# [YOUR GOAL]
Only the number is wanted: how many lines in the data contain "being"?

**********

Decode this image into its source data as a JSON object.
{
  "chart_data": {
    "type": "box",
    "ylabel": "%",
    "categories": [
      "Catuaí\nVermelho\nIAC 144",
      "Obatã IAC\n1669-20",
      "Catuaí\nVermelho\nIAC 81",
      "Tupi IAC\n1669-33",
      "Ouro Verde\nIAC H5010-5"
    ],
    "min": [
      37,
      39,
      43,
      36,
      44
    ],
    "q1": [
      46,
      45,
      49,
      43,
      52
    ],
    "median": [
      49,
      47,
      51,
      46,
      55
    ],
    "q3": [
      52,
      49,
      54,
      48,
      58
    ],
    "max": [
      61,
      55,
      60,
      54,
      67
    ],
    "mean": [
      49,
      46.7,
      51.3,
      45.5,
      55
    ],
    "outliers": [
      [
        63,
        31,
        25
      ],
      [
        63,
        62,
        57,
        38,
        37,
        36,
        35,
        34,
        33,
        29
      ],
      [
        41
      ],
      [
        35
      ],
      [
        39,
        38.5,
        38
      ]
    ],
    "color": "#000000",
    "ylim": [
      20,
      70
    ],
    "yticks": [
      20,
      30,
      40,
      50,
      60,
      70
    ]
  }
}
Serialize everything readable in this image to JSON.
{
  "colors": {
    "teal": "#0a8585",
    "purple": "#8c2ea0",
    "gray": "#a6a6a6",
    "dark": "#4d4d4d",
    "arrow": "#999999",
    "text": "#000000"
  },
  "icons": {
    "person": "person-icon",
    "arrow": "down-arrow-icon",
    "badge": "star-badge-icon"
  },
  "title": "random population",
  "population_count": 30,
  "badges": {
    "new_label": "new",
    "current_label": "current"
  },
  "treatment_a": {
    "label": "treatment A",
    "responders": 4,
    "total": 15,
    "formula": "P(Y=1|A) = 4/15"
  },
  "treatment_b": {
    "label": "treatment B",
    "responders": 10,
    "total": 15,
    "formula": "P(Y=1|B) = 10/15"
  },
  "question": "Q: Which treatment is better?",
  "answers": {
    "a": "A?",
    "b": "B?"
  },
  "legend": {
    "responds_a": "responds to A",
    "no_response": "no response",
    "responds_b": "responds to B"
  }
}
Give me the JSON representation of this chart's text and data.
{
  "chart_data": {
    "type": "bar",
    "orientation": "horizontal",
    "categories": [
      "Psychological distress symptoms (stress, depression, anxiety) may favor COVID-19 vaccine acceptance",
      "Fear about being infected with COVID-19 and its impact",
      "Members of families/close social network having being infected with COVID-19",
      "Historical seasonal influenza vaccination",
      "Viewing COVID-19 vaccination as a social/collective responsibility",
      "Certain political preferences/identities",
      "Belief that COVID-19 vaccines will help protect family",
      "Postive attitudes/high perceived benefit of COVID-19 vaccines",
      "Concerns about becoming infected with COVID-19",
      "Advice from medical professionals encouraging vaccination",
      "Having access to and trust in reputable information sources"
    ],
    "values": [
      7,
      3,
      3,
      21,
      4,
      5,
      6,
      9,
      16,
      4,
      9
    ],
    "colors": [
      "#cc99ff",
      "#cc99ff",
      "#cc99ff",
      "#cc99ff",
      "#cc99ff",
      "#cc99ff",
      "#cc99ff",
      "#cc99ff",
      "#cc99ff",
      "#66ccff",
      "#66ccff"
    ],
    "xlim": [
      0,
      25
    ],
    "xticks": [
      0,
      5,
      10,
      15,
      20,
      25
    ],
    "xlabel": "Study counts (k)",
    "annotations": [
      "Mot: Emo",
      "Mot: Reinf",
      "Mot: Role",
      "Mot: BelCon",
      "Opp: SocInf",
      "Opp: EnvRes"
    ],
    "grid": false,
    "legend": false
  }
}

**********

# [WRITTEN SOLUTION]
2